— Start Entries —

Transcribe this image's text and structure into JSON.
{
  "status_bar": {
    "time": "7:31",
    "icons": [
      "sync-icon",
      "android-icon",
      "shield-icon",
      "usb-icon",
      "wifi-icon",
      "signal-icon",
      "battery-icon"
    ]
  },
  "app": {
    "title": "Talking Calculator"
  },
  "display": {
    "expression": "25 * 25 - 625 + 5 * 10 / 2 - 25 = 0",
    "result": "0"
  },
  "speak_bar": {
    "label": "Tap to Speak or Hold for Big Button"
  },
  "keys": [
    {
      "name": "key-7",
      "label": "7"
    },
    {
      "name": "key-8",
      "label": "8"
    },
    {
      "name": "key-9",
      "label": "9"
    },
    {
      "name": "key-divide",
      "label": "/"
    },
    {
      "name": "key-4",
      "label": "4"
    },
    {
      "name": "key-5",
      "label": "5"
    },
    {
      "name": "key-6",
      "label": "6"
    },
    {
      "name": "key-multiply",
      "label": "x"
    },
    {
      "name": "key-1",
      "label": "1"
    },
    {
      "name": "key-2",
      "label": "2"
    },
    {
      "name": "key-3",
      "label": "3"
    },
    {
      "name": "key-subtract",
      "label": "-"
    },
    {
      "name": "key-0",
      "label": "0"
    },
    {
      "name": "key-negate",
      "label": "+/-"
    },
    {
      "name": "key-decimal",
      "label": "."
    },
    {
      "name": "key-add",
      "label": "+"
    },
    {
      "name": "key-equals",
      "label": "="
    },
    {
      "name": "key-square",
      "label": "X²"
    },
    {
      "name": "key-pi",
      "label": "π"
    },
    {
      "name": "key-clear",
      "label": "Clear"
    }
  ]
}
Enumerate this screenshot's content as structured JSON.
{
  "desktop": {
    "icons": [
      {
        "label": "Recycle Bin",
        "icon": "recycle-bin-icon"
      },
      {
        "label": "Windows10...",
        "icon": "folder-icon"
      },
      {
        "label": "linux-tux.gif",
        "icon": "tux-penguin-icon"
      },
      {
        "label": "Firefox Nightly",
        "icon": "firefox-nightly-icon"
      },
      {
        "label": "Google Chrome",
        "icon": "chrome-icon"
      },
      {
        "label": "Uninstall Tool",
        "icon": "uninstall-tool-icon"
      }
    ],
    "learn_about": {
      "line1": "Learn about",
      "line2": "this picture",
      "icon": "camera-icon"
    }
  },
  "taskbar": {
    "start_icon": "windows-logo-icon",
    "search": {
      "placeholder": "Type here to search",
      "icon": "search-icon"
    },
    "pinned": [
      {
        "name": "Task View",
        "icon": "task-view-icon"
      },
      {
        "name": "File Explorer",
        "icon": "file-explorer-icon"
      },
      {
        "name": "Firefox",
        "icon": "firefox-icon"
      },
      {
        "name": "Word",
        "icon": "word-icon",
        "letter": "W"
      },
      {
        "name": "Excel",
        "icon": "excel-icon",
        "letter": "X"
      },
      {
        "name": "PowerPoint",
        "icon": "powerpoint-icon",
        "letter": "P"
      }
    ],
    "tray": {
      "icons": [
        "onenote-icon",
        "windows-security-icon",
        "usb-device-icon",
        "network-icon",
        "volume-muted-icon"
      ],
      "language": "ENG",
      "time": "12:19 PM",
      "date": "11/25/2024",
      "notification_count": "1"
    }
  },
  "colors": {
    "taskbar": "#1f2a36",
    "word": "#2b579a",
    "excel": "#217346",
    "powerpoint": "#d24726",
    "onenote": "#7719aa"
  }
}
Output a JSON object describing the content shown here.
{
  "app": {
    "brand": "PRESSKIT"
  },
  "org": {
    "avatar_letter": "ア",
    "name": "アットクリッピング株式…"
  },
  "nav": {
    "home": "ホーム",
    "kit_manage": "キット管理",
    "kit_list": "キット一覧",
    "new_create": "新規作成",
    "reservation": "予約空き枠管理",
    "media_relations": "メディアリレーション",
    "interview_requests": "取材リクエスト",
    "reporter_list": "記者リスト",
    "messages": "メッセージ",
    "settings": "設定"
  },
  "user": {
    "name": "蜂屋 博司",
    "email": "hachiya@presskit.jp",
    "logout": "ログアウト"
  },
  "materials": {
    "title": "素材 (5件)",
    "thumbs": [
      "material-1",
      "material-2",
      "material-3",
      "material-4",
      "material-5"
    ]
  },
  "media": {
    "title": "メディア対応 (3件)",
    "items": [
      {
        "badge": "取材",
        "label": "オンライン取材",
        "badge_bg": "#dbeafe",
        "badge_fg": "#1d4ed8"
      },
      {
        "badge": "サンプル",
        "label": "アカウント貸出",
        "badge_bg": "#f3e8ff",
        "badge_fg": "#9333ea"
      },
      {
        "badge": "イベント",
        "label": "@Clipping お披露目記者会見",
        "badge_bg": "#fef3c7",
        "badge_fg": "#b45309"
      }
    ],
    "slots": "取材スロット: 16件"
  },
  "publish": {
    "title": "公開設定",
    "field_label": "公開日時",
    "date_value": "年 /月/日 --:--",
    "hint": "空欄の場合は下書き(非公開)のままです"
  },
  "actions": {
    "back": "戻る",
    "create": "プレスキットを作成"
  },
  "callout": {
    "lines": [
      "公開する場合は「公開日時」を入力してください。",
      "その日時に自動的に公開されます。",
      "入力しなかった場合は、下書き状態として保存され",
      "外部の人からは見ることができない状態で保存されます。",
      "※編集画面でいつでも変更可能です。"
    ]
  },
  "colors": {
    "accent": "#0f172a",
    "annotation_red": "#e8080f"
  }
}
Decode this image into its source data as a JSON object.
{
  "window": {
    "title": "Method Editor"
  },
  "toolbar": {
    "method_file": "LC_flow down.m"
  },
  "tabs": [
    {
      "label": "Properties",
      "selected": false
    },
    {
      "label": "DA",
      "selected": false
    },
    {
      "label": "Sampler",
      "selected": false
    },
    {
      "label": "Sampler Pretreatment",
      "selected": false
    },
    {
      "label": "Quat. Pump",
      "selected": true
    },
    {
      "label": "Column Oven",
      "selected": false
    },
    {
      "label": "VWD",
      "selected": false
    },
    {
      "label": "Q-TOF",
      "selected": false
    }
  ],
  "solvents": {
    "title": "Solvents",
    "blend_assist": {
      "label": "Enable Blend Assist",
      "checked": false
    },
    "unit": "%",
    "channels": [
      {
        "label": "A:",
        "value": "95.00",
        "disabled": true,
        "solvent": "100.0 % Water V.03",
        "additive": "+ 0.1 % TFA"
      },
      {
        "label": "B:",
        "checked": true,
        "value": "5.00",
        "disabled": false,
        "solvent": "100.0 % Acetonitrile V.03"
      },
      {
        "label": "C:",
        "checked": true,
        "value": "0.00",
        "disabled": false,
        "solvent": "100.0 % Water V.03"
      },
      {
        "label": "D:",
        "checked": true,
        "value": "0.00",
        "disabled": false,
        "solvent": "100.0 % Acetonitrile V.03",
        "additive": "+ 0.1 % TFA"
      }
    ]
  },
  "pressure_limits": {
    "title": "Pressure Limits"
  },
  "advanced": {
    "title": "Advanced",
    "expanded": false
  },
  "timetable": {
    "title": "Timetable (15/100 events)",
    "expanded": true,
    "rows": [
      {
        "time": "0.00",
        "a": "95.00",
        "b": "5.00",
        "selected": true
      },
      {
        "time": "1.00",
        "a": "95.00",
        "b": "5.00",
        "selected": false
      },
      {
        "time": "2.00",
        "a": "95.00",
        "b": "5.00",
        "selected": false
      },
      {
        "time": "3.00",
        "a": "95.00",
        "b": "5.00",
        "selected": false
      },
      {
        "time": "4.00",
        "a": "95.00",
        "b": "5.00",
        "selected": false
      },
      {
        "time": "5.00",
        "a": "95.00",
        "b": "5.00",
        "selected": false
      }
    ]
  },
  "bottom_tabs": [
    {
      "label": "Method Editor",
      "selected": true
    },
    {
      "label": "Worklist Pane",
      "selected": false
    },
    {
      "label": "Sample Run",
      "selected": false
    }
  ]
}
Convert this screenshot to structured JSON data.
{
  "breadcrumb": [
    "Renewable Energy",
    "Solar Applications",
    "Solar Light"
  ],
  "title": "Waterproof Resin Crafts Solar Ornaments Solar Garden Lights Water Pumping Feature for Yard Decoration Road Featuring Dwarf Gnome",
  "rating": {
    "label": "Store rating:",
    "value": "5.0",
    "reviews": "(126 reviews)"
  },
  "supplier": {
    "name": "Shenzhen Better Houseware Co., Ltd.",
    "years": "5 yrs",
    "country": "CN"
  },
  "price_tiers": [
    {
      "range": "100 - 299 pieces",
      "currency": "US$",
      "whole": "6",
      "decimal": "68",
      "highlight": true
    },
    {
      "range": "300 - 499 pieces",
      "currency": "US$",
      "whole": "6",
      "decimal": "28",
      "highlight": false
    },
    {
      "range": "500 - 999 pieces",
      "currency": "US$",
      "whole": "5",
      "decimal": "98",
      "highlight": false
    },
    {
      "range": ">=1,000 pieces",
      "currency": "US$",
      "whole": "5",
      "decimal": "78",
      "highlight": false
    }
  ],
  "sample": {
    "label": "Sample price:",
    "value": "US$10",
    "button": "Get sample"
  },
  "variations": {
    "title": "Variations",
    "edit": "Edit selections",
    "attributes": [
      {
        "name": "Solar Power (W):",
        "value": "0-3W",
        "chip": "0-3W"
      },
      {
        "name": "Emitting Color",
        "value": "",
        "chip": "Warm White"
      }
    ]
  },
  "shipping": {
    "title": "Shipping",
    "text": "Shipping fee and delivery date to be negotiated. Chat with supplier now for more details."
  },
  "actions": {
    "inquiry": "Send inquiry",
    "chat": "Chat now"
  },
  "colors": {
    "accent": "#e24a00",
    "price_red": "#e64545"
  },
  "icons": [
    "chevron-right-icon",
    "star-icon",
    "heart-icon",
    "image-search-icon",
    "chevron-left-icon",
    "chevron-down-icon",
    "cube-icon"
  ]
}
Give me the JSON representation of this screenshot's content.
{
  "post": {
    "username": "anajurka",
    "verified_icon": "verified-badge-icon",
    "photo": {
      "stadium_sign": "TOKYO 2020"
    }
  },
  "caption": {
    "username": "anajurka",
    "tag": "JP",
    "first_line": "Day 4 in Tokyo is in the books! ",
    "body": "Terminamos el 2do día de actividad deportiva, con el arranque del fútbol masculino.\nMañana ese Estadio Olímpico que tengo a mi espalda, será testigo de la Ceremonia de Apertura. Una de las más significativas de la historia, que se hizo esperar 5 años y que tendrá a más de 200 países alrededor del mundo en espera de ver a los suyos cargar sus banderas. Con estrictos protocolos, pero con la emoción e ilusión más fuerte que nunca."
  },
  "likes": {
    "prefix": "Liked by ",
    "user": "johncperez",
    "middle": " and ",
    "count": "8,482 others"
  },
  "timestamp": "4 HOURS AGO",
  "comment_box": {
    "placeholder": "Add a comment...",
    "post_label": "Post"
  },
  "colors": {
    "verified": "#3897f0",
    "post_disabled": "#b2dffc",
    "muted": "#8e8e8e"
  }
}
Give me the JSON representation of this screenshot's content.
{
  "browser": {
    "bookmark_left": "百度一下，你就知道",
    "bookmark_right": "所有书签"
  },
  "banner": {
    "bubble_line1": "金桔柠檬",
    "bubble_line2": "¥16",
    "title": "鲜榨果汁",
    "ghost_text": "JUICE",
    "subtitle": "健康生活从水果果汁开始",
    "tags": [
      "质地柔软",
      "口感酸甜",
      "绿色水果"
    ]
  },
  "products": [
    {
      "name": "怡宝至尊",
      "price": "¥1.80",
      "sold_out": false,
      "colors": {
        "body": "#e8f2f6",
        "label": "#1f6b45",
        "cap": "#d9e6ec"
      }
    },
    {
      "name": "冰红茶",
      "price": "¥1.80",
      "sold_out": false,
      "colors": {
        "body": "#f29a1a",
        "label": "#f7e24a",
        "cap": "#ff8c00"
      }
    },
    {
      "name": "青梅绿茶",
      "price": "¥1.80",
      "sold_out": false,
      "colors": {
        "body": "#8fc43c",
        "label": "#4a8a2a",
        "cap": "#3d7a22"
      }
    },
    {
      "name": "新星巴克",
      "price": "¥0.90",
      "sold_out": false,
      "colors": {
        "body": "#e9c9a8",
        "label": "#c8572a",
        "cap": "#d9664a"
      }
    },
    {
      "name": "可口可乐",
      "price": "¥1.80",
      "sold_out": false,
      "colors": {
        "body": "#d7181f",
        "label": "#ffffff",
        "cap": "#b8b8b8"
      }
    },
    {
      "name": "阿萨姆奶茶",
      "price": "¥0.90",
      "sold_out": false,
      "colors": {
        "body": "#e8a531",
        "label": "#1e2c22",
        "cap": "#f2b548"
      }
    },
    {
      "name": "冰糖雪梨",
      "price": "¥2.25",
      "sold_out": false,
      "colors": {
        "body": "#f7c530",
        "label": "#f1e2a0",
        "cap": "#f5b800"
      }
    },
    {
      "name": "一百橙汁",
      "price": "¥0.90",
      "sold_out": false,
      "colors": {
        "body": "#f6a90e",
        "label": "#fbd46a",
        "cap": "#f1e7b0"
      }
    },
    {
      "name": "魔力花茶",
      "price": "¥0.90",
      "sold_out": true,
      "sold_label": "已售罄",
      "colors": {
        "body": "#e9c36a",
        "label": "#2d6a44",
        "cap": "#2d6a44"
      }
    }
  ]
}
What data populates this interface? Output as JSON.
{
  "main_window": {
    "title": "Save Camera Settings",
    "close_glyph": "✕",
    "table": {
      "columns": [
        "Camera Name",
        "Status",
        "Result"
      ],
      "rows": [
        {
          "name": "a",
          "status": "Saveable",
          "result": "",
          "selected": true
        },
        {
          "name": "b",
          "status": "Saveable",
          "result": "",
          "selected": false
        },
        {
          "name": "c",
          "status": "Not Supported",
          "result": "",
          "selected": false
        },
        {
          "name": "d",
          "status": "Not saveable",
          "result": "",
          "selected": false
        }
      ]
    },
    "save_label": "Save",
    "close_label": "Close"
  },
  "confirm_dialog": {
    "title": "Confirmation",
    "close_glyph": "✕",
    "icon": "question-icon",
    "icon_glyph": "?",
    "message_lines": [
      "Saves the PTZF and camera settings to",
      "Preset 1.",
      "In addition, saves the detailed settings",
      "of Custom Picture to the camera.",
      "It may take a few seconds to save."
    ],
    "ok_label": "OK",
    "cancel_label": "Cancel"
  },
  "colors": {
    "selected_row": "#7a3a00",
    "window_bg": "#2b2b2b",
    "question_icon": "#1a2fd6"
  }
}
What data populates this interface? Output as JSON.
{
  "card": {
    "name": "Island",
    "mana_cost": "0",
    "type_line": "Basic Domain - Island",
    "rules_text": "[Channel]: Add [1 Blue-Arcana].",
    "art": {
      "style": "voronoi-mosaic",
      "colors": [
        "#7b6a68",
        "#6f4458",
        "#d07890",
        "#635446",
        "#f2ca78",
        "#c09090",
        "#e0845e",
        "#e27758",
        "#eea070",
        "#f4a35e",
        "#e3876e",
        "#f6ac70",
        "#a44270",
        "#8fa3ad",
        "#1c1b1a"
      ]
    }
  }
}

— End Entries —

[Stated goal] List every line in the records above that contains the word "this".

[Right answer]
Transcribe this image's text and structure into JSON.
Enumerate this screenshot's content as structured JSON.
      "line2": "this picture",
Decode this image into its source data as a JSON object.
Convert this screenshot to structured JSON data.
Give me the JSON representation of this screenshot's content.
Give me the JSON representation of this screenshot's content.
What data populates this interface? Output as JSON.
What data populates this interface? Output as JSON.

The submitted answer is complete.